Write out the material exactly, with the pictures left out.

Collected data entries:
# # # # #
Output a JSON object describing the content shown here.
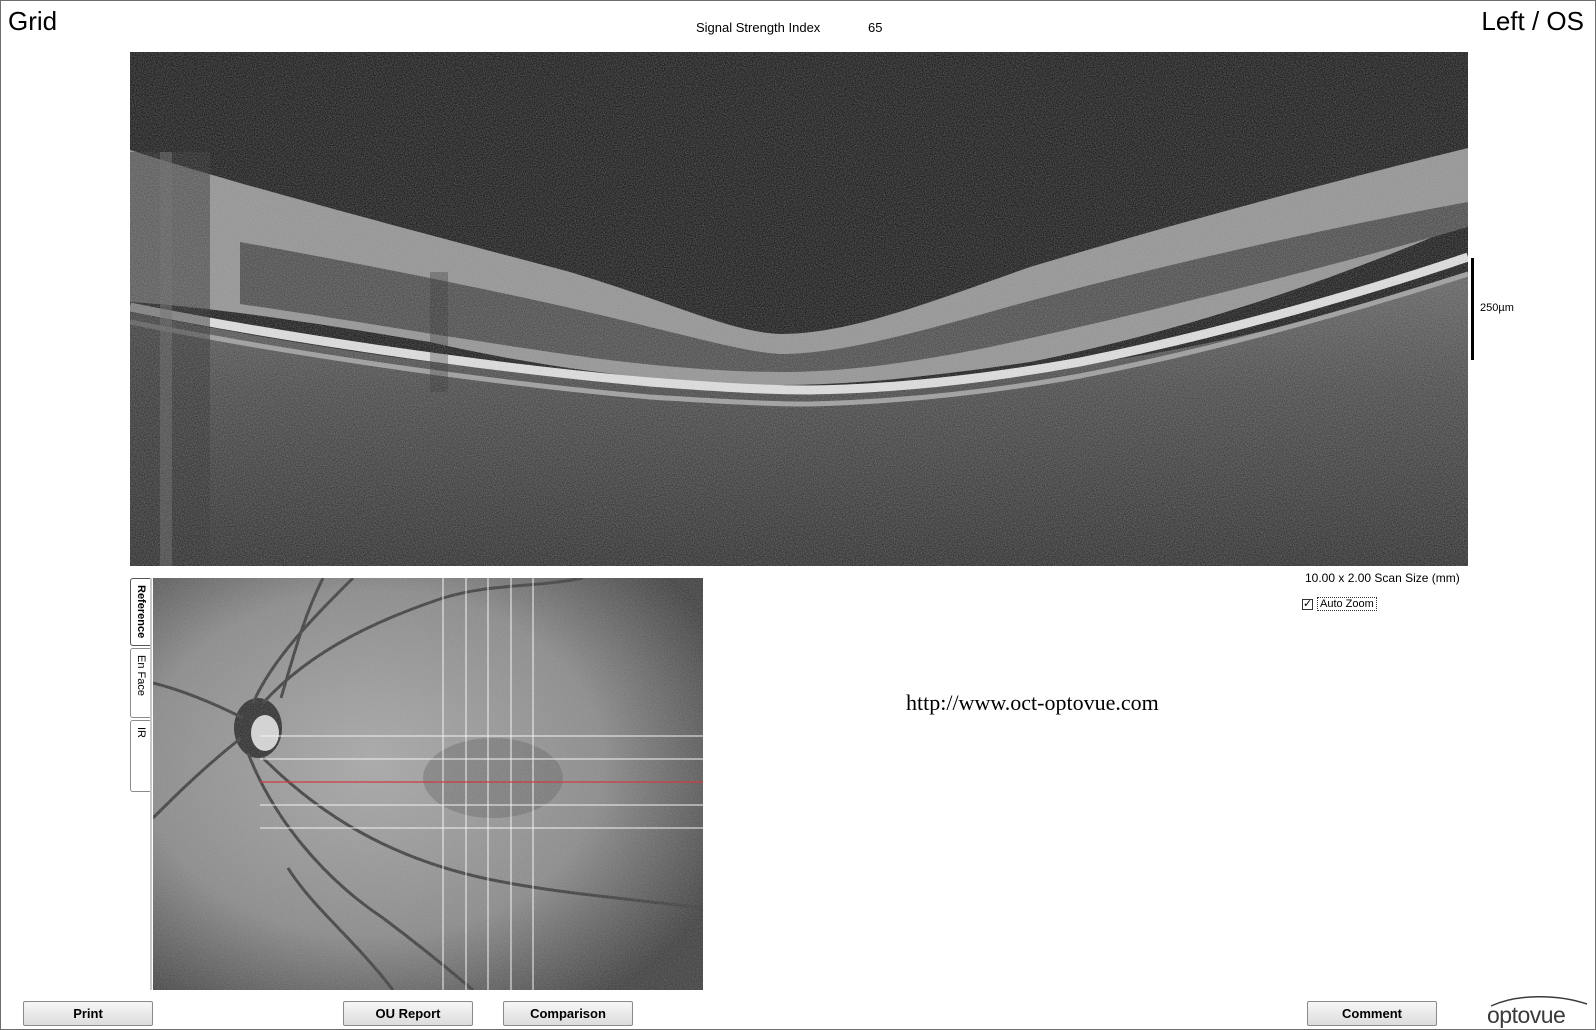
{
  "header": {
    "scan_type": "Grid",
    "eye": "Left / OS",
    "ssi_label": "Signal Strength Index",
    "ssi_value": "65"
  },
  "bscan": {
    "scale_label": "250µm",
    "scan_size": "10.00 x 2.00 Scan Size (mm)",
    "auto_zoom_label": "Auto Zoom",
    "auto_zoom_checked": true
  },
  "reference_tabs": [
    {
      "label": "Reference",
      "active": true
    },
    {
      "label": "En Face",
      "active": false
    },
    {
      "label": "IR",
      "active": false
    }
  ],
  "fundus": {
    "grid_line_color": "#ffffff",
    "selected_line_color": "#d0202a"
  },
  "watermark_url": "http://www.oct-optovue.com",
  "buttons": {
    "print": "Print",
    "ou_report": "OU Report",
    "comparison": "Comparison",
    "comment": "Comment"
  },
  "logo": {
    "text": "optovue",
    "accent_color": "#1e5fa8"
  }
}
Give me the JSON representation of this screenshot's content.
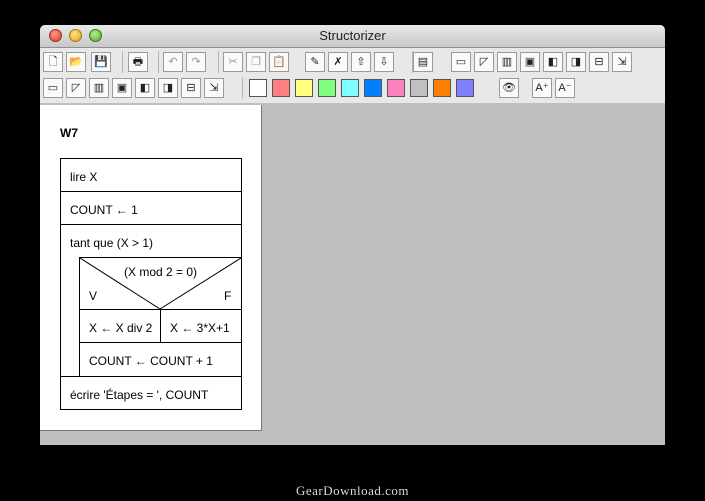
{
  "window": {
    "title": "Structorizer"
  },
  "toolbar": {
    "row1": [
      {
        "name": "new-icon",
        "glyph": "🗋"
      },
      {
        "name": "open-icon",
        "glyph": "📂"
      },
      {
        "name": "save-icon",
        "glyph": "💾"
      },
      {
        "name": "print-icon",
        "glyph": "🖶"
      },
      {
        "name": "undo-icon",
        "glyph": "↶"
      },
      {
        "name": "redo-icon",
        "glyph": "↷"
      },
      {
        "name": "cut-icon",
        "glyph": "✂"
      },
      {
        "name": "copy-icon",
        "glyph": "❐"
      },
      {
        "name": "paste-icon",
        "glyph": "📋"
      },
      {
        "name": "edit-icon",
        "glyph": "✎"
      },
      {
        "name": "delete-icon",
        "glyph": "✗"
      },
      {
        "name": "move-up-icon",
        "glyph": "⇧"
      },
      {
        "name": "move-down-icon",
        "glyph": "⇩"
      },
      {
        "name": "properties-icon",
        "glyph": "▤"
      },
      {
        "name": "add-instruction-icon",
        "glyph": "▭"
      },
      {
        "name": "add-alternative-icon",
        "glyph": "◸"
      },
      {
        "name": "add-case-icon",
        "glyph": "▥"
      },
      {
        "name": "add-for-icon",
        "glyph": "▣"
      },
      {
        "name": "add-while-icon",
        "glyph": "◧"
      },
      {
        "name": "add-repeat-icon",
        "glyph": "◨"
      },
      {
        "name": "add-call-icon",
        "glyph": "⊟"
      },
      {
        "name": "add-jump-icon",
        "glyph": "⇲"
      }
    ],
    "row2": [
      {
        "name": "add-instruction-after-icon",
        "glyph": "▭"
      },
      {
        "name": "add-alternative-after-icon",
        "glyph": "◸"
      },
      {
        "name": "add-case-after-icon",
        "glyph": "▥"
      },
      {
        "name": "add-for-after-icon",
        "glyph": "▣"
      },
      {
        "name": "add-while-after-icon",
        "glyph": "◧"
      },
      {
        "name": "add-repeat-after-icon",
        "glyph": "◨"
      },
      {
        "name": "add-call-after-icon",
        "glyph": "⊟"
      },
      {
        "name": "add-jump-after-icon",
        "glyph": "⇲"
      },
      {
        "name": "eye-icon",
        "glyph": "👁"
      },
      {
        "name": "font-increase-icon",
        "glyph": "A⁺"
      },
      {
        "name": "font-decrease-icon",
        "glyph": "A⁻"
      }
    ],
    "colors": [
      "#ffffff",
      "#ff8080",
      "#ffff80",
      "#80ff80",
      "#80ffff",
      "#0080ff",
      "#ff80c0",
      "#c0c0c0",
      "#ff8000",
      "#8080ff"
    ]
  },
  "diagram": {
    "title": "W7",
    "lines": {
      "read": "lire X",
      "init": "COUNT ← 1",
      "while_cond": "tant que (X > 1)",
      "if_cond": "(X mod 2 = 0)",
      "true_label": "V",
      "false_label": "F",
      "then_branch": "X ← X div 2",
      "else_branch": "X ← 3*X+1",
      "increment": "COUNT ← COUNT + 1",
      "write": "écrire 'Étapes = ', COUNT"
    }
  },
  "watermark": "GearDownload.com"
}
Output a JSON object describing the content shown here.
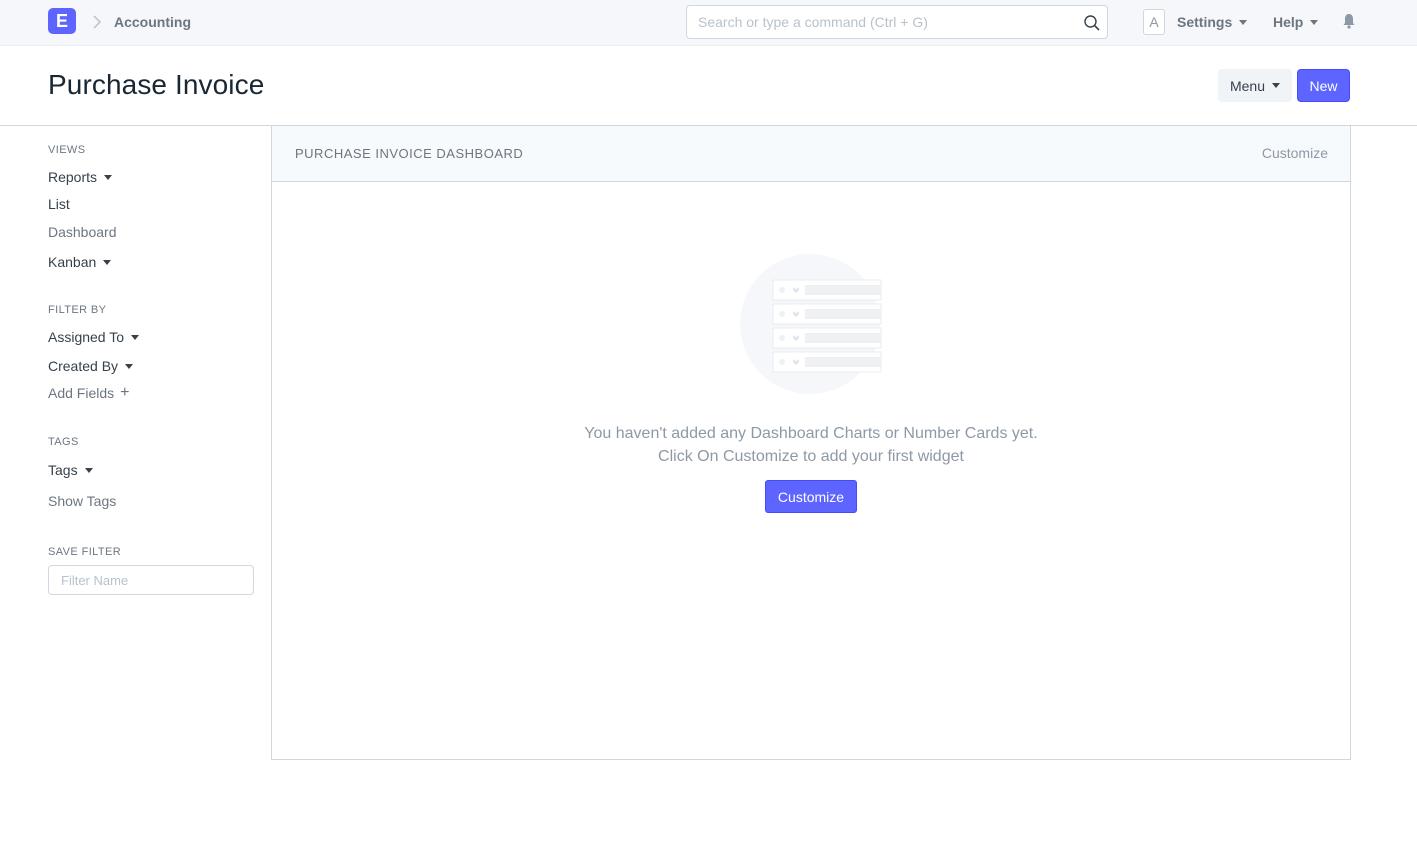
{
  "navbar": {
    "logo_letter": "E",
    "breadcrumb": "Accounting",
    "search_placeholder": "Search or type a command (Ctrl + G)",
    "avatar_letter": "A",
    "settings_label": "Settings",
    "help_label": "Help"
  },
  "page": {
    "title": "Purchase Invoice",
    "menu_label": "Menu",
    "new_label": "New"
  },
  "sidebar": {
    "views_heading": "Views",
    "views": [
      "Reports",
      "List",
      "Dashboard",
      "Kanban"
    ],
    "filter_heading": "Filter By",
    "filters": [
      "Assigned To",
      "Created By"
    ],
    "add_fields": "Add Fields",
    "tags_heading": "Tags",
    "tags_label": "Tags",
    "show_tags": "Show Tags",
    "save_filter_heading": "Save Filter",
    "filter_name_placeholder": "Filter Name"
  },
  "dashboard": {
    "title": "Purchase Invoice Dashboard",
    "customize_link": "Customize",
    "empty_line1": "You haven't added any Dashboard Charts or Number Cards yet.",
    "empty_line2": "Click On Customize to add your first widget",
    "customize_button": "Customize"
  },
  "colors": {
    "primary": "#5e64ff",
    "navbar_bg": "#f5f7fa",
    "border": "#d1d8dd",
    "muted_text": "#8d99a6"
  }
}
# # # # #
(Exercise solution):
Output a JSON object describing the content shown here.
{
  "header": {
    "scan_type": "Grid",
    "eye": "Left / OS",
    "ssi_label": "Signal Strength Index",
    "ssi_value": "65"
  },
  "bscan": {
    "scale_label": "250µm",
    "scan_size": "10.00 x 2.00 Scan Size (mm)",
    "auto_zoom_label": "Auto Zoom",
    "auto_zoom_checked": true
  },
  "reference_tabs": [
    {
      "label": "Reference",
      "active": true
    },
    {
      "label": "En Face",
      "active": false
    },
    {
      "label": "IR",
      "active": false
    }
  ],
  "fundus": {
    "grid_line_color": "#ffffff",
    "selected_line_color": "#d0202a"
  },
  "watermark_url": "http://www.oct-optovue.com",
  "buttons": {
    "print": "Print",
    "ou_report": "OU Report",
    "comparison": "Comparison",
    "comment": "Comment"
  },
  "logo": {
    "text": "optovue",
    "accent_color": "#1e5fa8"
  }
}
Give me the JSON representation of this screenshot's content.
{
  "window": {
    "title": "Structorizer"
  },
  "toolbar": {
    "row1": [
      {
        "name": "new-icon",
        "glyph": "🗋"
      },
      {
        "name": "open-icon",
        "glyph": "📂"
      },
      {
        "name": "save-icon",
        "glyph": "💾"
      },
      {
        "name": "print-icon",
        "glyph": "🖶"
      },
      {
        "name": "undo-icon",
        "glyph": "↶"
      },
      {
        "name": "redo-icon",
        "glyph": "↷"
      },
      {
        "name": "cut-icon",
        "glyph": "✂"
      },
      {
        "name": "copy-icon",
        "glyph": "❐"
      },
      {
        "name": "paste-icon",
        "glyph": "📋"
      },
      {
        "name": "edit-icon",
        "glyph": "✎"
      },
      {
        "name": "delete-icon",
        "glyph": "✗"
      },
      {
        "name": "move-up-icon",
        "glyph": "⇧"
      },
      {
        "name": "move-down-icon",
        "glyph": "⇩"
      },
      {
        "name": "properties-icon",
        "glyph": "▤"
      },
      {
        "name": "add-instruction-icon",
        "glyph": "▭"
      },
      {
        "name": "add-alternative-icon",
        "glyph": "◸"
      },
      {
        "name": "add-case-icon",
        "glyph": "▥"
      },
      {
        "name": "add-for-icon",
        "glyph": "▣"
      },
      {
        "name": "add-while-icon",
        "glyph": "◧"
      },
      {
        "name": "add-repeat-icon",
        "glyph": "◨"
      },
      {
        "name": "add-call-icon",
        "glyph": "⊟"
      },
      {
        "name": "add-jump-icon",
        "glyph": "⇲"
      }
    ],
    "row2": [
      {
        "name": "add-instruction-after-icon",
        "glyph": "▭"
      },
      {
        "name": "add-alternative-after-icon",
        "glyph": "◸"
      },
      {
        "name": "add-case-after-icon",
        "glyph": "▥"
      },
      {
        "name": "add-for-after-icon",
        "glyph": "▣"
      },
      {
        "name": "add-while-after-icon",
        "glyph": "◧"
      },
      {
        "name": "add-repeat-after-icon",
        "glyph": "◨"
      },
      {
        "name": "add-call-after-icon",
        "glyph": "⊟"
      },
      {
        "name": "add-jump-after-icon",
        "glyph": "⇲"
      },
      {
        "name": "eye-icon",
        "glyph": "👁"
      },
      {
        "name": "font-increase-icon",
        "glyph": "A⁺"
      },
      {
        "name": "font-decrease-icon",
        "glyph": "A⁻"
      }
    ],
    "colors": [
      "#ffffff",
      "#ff8080",
      "#ffff80",
      "#80ff80",
      "#80ffff",
      "#0080ff",
      "#ff80c0",
      "#c0c0c0",
      "#ff8000",
      "#8080ff"
    ]
  },
  "diagram": {
    "title": "W7",
    "lines": {
      "read": "lire X",
      "init": "COUNT ← 1",
      "while_cond": "tant que (X > 1)",
      "if_cond": "(X mod 2 = 0)",
      "true_label": "V",
      "false_label": "F",
      "then_branch": "X ← X div 2",
      "else_branch": "X ← 3*X+1",
      "increment": "COUNT ← COUNT + 1",
      "write": "écrire 'Étapes = ', COUNT"
    }
  },
  "watermark": "GearDownload.com"
}
Output a JSON object describing the content shown here.
{
  "navbar": {
    "logo_letter": "E",
    "breadcrumb": "Accounting",
    "search_placeholder": "Search or type a command (Ctrl + G)",
    "avatar_letter": "A",
    "settings_label": "Settings",
    "help_label": "Help"
  },
  "page": {
    "title": "Purchase Invoice",
    "menu_label": "Menu",
    "new_label": "New"
  },
  "sidebar": {
    "views_heading": "Views",
    "views": [
      "Reports",
      "List",
      "Dashboard",
      "Kanban"
    ],
    "filter_heading": "Filter By",
    "filters": [
      "Assigned To",
      "Created By"
    ],
    "add_fields": "Add Fields",
    "tags_heading": "Tags",
    "tags_label": "Tags",
    "show_tags": "Show Tags",
    "save_filter_heading": "Save Filter",
    "filter_name_placeholder": "Filter Name"
  },
  "dashboard": {
    "title": "Purchase Invoice Dashboard",
    "customize_link": "Customize",
    "empty_line1": "You haven't added any Dashboard Charts or Number Cards yet.",
    "empty_line2": "Click On Customize to add your first widget",
    "customize_button": "Customize"
  },
  "colors": {
    "primary": "#5e64ff",
    "navbar_bg": "#f5f7fa",
    "border": "#d1d8dd",
    "muted_text": "#8d99a6"
  }
}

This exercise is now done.